(Data entries)
◇ ◇ ◇ ◇ ◇

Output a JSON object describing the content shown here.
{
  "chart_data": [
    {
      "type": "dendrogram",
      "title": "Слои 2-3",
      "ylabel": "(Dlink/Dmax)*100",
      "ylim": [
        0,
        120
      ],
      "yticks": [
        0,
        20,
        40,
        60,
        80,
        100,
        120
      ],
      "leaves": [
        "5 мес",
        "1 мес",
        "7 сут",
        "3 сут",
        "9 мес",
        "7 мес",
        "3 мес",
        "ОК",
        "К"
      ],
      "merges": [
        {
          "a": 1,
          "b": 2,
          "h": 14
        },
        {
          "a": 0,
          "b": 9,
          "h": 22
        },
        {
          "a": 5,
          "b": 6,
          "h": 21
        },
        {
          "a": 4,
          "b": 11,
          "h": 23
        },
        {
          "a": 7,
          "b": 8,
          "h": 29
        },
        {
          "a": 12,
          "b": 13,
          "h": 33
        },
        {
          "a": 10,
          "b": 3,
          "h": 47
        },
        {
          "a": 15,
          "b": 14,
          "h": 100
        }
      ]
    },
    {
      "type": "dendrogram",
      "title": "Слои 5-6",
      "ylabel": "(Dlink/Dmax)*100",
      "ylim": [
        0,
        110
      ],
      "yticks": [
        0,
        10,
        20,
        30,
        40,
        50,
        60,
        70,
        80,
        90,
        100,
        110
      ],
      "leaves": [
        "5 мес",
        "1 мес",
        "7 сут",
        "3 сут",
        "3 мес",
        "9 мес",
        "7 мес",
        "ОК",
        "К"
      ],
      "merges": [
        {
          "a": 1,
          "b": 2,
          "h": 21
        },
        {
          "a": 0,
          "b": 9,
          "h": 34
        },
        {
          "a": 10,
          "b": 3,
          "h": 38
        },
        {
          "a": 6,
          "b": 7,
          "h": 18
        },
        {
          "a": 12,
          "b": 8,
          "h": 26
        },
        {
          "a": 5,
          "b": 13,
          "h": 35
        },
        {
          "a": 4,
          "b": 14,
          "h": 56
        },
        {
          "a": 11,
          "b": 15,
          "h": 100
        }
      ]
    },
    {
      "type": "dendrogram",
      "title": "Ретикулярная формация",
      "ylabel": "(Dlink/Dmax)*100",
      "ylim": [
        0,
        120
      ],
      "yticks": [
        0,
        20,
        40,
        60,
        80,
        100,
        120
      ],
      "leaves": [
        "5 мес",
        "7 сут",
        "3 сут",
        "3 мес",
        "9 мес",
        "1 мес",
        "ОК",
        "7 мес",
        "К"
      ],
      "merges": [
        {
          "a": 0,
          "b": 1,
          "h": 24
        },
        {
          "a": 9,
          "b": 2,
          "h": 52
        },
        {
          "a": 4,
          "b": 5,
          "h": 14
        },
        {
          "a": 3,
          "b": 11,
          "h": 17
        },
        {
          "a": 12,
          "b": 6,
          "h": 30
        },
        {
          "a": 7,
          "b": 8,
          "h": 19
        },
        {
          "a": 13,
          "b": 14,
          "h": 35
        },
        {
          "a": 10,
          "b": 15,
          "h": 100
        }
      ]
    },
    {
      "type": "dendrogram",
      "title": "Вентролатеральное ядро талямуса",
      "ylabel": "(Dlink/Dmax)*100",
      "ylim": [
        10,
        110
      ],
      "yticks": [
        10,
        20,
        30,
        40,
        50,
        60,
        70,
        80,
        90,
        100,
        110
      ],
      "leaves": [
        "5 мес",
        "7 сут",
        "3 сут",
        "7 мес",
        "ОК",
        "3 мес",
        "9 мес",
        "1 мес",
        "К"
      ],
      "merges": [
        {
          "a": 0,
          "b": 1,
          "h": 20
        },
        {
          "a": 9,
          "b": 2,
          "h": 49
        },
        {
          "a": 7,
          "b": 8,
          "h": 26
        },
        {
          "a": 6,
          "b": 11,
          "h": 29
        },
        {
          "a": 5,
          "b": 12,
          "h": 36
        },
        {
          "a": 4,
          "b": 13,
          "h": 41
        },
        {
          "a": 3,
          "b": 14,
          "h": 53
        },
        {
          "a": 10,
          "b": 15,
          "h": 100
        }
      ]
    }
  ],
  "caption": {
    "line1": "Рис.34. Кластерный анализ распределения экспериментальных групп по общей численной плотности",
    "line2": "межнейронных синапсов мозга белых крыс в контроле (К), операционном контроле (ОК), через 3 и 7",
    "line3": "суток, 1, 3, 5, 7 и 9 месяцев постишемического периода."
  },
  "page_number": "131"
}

◇ ◇ ◇ ◇ ◇

- WHAT IS BEING ASKED:
From the records above, please extract every line and repeat it exactly.

- RESULT OF THE TASK:
Output a JSON object describing the content shown here.
{
  "chart_data": [
    {
      "type": "dendrogram",
      "title": "Слои 2-3",
      "ylabel": "(Dlink/Dmax)*100",
      "ylim": [
        0,
        120
      ],
      "yticks": [
        0,
        20,
        40,
        60,
        80,
        100,
        120
      ],
      "leaves": [
        "5 мес",
        "1 мес",
        "7 сут",
        "3 сут",
        "9 мес",
        "7 мес",
        "3 мес",
        "ОК",
        "К"
      ],
      "merges": [
        {
          "a": 1,
          "b": 2,
          "h": 14
        },
        {
          "a": 0,
          "b": 9,
          "h": 22
        },
        {
          "a": 5,
          "b": 6,
          "h": 21
        },
        {
          "a": 4,
          "b": 11,
          "h": 23
        },
        {
          "a": 7,
          "b": 8,
          "h": 29
        },
        {
          "a": 12,
          "b": 13,
          "h": 33
        },
        {
          "a": 10,
          "b": 3,
          "h": 47
        },
        {
          "a": 15,
          "b": 14,
          "h": 100
        }
      ]
    },
    {
      "type": "dendrogram",
      "title": "Слои 5-6",
      "ylabel": "(Dlink/Dmax)*100",
      "ylim": [
        0,
        110
      ],
      "yticks": [
        0,
        10,
        20,
        30,
        40,
        50,
        60,
        70,
        80,
        90,
        100,
        110
      ],
      "leaves": [
        "5 мес",
        "1 мес",
        "7 сут",
        "3 сут",
        "3 мес",
        "9 мес",
        "7 мес",
        "ОК",
        "К"
      ],
      "merges": [
        {
          "a": 1,
          "b": 2,
          "h": 21
        },
        {
          "a": 0,
          "b": 9,
          "h": 34
        },
        {
          "a": 10,
          "b": 3,
          "h": 38
        },
        {
          "a": 6,
          "b": 7,
          "h": 18
        },
        {
          "a": 12,
          "b": 8,
          "h": 26
        },
        {
          "a": 5,
          "b": 13,
          "h": 35
        },
        {
          "a": 4,
          "b": 14,
          "h": 56
        },
        {
          "a": 11,
          "b": 15,
          "h": 100
        }
      ]
    },
    {
      "type": "dendrogram",
      "title": "Ретикулярная формация",
      "ylabel": "(Dlink/Dmax)*100",
      "ylim": [
        0,
        120
      ],
      "yticks": [
        0,
        20,
        40,
        60,
        80,
        100,
        120
      ],
      "leaves": [
        "5 мес",
        "7 сут",
        "3 сут",
        "3 мес",
        "9 мес",
        "1 мес",
        "ОК",
        "7 мес",
        "К"
      ],
      "merges": [
        {
          "a": 0,
          "b": 1,
          "h": 24
        },
        {
          "a": 9,
          "b": 2,
          "h": 52
        },
        {
          "a": 4,
          "b": 5,
          "h": 14
        },
        {
          "a": 3,
          "b": 11,
          "h": 17
        },
        {
          "a": 12,
          "b": 6,
          "h": 30
        },
        {
          "a": 7,
          "b": 8,
          "h": 19
        },
        {
          "a": 13,
          "b": 14,
          "h": 35
        },
        {
          "a": 10,
          "b": 15,
          "h": 100
        }
      ]
    },
    {
      "type": "dendrogram",
      "title": "Вентролатеральное ядро талямуса",
      "ylabel": "(Dlink/Dmax)*100",
      "ylim": [
        10,
        110
      ],
      "yticks": [
        10,
        20,
        30,
        40,
        50,
        60,
        70,
        80,
        90,
        100,
        110
      ],
      "leaves": [
        "5 мес",
        "7 сут",
        "3 сут",
        "7 мес",
        "ОК",
        "3 мес",
        "9 мес",
        "1 мес",
        "К"
      ],
      "merges": [
        {
          "a": 0,
          "b": 1,
          "h": 20
        },
        {
          "a": 9,
          "b": 2,
          "h": 49
        },
        {
          "a": 7,
          "b": 8,
          "h": 26
        },
        {
          "a": 6,
          "b": 11,
          "h": 29
        },
        {
          "a": 5,
          "b": 12,
          "h": 36
        },
        {
          "a": 4,
          "b": 13,
          "h": 41
        },
        {
          "a": 3,
          "b": 14,
          "h": 53
        },
        {
          "a": 10,
          "b": 15,
          "h": 100
        }
      ]
    }
  ],
  "caption": {
    "line1": "Рис.34. Кластерный анализ распределения экспериментальных групп по общей численной плотности",
    "line2": "межнейронных синапсов мозга белых крыс в контроле (К), операционном контроле (ОК), через 3 и 7",
    "line3": "суток, 1, 3, 5, 7 и 9 месяцев постишемического периода."
  },
  "page_number": "131"
}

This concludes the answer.